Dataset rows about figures
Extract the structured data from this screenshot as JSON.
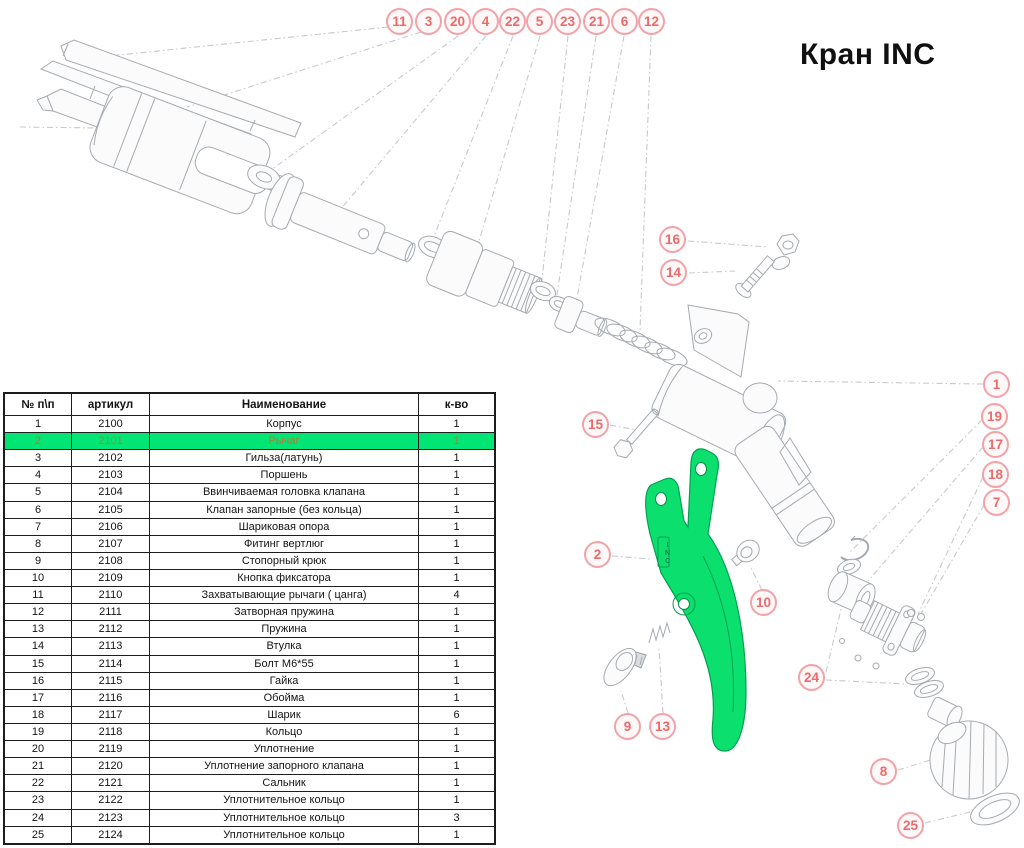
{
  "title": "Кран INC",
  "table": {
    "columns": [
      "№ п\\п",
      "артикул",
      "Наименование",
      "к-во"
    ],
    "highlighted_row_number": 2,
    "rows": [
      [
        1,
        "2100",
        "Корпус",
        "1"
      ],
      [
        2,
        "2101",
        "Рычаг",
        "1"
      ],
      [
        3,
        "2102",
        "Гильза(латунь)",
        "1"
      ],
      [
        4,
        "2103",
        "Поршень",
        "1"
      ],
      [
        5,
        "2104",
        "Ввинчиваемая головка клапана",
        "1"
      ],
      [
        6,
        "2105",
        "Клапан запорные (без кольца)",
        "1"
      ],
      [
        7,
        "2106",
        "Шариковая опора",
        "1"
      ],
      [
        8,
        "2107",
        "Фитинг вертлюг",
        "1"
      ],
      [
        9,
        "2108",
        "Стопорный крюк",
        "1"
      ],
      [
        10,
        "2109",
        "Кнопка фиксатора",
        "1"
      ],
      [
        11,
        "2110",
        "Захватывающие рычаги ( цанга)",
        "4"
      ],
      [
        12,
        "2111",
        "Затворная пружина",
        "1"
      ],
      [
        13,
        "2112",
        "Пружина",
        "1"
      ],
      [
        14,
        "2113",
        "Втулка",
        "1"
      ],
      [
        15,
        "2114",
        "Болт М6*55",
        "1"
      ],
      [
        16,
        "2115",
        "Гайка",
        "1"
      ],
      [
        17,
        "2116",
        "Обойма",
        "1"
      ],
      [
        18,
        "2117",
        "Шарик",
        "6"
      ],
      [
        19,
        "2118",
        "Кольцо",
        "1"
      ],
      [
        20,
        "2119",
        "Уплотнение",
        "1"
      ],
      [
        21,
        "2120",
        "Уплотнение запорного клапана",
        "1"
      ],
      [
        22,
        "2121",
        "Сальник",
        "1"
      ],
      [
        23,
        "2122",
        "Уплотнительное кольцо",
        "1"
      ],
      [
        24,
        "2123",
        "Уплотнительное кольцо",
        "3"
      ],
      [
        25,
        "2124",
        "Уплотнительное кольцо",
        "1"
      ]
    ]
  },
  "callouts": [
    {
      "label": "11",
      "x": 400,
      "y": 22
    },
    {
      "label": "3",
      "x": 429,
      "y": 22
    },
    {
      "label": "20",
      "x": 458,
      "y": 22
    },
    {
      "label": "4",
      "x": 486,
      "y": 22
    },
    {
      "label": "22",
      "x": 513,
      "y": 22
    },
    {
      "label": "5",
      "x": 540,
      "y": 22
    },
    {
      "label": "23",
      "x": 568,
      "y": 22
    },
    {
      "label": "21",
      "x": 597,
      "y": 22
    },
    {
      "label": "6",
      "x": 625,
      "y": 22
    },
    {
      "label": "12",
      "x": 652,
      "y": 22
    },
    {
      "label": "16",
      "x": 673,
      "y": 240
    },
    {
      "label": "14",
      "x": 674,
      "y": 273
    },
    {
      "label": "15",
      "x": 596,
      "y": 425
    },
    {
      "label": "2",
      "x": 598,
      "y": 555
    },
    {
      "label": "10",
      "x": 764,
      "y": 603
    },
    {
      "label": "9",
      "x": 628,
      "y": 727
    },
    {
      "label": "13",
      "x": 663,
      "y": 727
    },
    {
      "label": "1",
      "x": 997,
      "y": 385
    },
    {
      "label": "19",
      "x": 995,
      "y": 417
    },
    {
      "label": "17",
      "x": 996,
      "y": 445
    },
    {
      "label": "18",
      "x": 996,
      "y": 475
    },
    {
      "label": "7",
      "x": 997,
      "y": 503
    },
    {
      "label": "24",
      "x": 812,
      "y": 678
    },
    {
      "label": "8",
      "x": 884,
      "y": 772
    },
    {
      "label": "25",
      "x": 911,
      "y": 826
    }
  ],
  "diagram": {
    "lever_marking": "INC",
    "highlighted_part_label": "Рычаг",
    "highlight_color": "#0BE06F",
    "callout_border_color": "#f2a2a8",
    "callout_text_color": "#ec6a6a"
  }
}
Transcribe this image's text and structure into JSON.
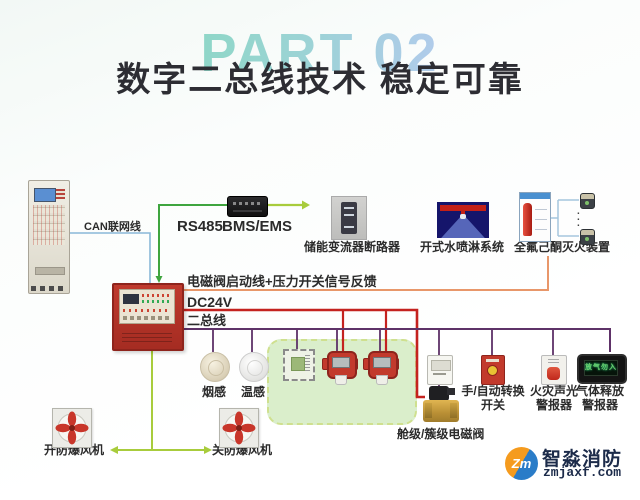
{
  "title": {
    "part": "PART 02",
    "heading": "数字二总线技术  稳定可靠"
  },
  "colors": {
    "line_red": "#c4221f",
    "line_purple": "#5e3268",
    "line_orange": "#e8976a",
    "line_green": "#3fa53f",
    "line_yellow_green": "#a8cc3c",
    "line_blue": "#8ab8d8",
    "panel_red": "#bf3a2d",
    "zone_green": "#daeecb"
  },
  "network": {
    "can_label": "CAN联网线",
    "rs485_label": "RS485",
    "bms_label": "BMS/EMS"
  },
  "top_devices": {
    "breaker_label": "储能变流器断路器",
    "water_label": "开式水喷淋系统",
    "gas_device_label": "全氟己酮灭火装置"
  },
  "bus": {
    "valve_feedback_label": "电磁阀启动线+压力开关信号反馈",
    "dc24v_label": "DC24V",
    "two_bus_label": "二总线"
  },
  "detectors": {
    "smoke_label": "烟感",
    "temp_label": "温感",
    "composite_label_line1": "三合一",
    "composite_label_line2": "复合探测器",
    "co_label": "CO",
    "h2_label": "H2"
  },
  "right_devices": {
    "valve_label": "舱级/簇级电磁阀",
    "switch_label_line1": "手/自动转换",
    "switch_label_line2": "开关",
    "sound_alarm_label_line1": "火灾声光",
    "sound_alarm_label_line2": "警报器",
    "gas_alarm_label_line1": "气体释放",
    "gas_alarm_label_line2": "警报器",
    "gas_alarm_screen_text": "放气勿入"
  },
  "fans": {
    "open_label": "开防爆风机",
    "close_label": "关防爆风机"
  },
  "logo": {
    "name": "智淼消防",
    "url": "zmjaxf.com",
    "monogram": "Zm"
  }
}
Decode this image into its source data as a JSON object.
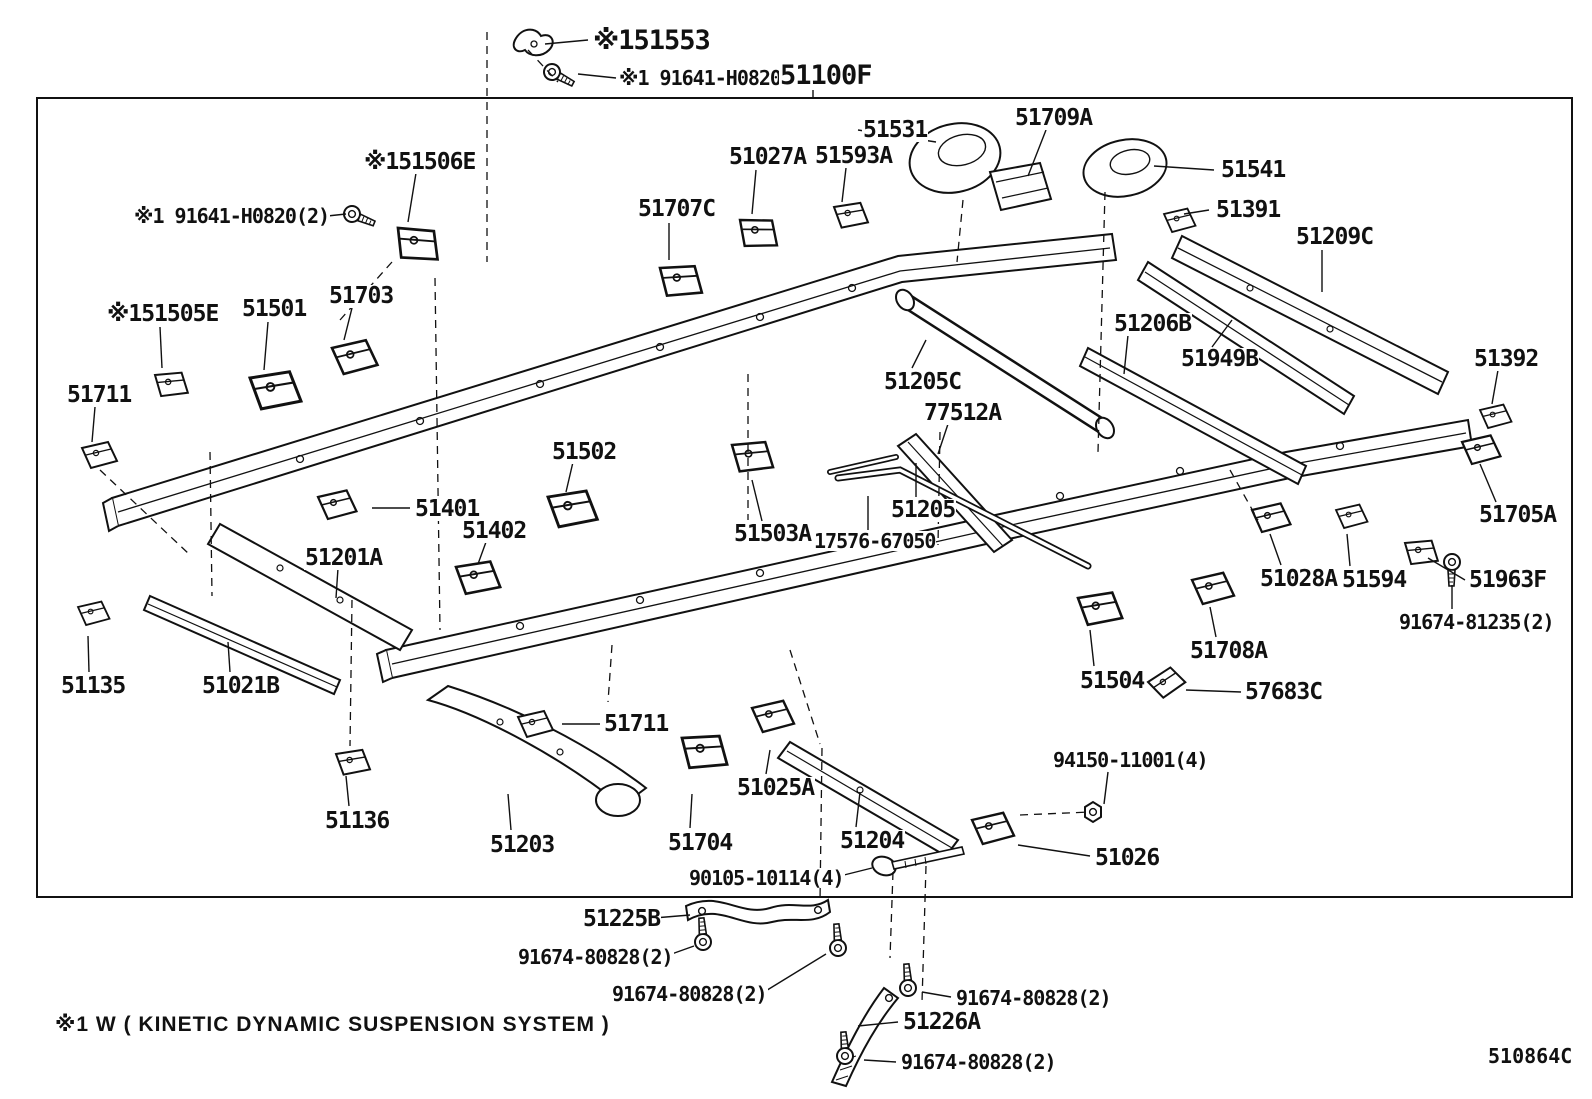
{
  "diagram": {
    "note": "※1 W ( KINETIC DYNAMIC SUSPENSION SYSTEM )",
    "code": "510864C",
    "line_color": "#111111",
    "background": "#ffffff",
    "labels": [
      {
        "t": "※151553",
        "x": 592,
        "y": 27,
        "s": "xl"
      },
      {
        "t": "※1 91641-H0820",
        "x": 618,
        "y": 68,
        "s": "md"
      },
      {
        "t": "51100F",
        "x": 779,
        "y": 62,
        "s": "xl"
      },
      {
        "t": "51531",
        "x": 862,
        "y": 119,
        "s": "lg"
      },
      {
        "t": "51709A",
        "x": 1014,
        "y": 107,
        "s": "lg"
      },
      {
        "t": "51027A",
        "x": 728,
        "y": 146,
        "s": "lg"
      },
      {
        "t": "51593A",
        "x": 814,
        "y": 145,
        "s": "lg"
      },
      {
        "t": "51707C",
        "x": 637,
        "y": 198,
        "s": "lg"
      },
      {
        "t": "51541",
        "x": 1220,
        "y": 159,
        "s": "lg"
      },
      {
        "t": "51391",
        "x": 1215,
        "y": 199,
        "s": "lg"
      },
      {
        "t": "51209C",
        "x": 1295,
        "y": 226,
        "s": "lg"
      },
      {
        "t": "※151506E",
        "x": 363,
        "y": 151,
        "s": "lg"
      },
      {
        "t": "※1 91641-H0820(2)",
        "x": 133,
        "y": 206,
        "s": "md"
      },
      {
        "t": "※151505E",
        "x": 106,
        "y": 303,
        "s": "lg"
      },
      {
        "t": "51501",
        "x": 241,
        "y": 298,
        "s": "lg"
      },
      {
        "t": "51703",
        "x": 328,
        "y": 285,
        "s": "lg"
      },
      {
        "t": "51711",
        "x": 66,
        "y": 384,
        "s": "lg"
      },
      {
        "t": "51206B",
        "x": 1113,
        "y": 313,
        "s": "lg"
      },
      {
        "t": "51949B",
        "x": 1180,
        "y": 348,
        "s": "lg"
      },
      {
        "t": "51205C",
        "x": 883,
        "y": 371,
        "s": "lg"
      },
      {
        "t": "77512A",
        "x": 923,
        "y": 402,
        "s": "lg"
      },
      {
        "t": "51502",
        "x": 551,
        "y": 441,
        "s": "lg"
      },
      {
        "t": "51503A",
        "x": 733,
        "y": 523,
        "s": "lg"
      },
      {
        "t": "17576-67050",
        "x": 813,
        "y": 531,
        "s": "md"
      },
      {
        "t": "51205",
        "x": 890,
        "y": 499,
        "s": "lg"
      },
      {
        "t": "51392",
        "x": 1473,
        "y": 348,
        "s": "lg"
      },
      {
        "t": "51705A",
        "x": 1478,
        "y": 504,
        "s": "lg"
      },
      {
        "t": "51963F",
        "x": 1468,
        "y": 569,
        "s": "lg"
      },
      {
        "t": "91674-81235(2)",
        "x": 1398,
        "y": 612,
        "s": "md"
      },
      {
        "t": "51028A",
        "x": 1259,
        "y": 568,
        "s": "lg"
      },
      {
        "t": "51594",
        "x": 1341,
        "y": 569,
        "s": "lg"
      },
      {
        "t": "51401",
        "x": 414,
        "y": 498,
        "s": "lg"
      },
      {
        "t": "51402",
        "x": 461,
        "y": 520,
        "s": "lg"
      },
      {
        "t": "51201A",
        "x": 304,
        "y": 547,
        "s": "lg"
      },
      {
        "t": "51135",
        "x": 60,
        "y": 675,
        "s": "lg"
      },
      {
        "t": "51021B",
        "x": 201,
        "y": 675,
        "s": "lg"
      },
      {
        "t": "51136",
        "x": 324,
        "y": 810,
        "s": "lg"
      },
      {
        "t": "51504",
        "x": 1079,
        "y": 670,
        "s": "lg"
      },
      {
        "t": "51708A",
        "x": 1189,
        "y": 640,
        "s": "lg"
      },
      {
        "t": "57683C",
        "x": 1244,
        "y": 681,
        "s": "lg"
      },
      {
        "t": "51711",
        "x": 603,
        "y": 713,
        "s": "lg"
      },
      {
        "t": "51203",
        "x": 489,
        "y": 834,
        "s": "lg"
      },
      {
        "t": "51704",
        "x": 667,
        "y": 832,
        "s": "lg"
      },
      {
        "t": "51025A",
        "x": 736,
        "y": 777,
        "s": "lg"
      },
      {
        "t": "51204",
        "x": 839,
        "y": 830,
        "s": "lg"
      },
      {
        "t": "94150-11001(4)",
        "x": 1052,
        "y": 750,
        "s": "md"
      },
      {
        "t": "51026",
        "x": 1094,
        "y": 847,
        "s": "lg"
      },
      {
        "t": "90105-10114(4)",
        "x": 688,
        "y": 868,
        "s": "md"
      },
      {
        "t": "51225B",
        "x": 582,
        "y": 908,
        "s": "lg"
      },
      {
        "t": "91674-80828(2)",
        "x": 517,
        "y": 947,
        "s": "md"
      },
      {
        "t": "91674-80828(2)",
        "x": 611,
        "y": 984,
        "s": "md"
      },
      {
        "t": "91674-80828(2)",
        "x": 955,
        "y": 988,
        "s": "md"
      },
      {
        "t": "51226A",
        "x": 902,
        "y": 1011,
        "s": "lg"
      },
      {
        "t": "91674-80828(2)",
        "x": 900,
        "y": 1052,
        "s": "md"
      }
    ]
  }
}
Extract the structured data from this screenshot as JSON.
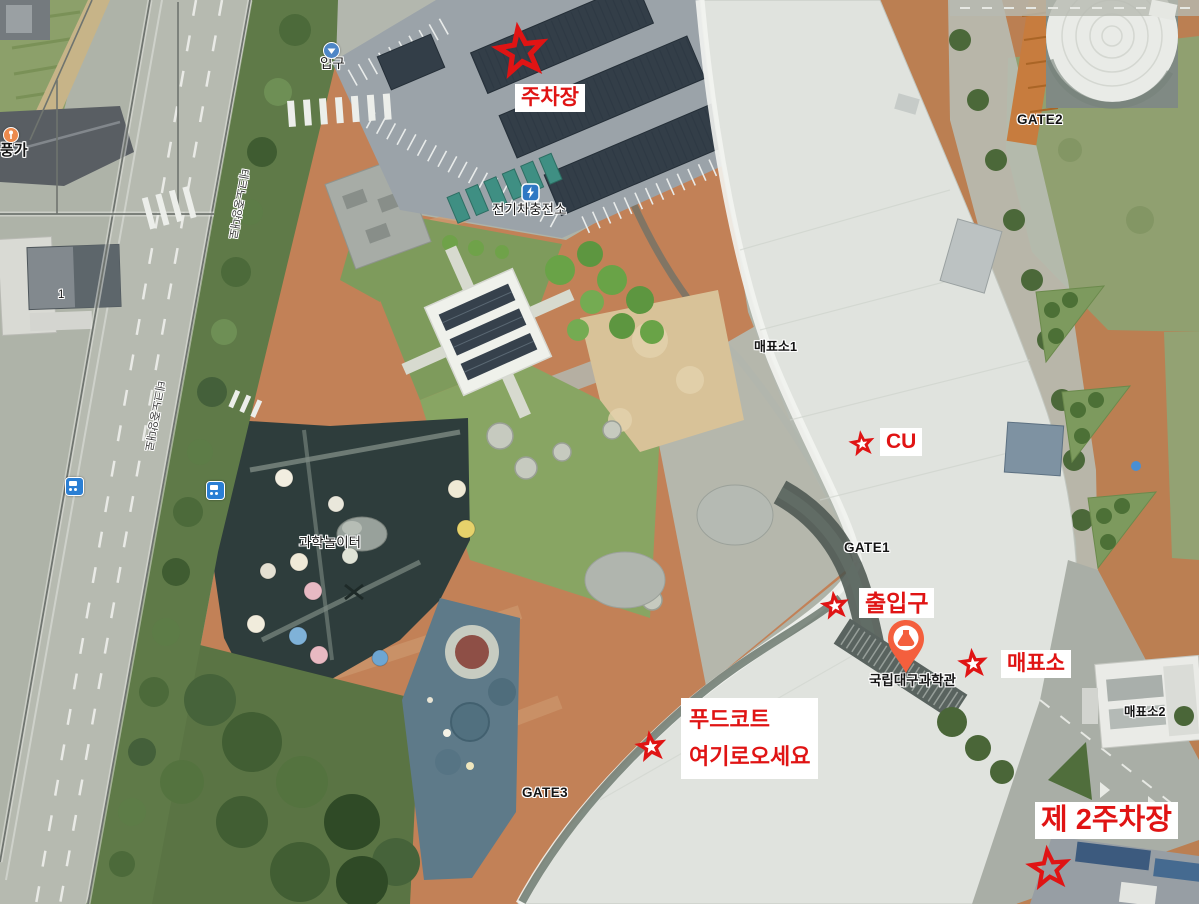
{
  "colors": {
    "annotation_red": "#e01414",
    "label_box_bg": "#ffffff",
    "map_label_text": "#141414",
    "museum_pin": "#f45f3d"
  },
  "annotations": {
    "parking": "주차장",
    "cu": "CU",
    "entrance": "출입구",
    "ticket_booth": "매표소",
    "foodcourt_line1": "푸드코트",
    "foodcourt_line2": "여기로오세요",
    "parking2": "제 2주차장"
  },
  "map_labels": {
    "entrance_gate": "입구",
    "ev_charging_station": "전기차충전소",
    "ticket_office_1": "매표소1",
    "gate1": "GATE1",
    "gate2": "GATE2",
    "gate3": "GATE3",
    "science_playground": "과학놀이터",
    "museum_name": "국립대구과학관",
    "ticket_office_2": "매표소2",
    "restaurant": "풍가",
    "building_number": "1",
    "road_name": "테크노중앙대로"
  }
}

What needs to be done
Look above for lines with the word "this" and copy them all.

Solution to the exercise
Extract the structured data from this screenshot as JSON.
Transcribe this image's text and structure into JSON.
Decode this image into its source data as a JSON object.
Extract the structured data from this screenshot as JSON.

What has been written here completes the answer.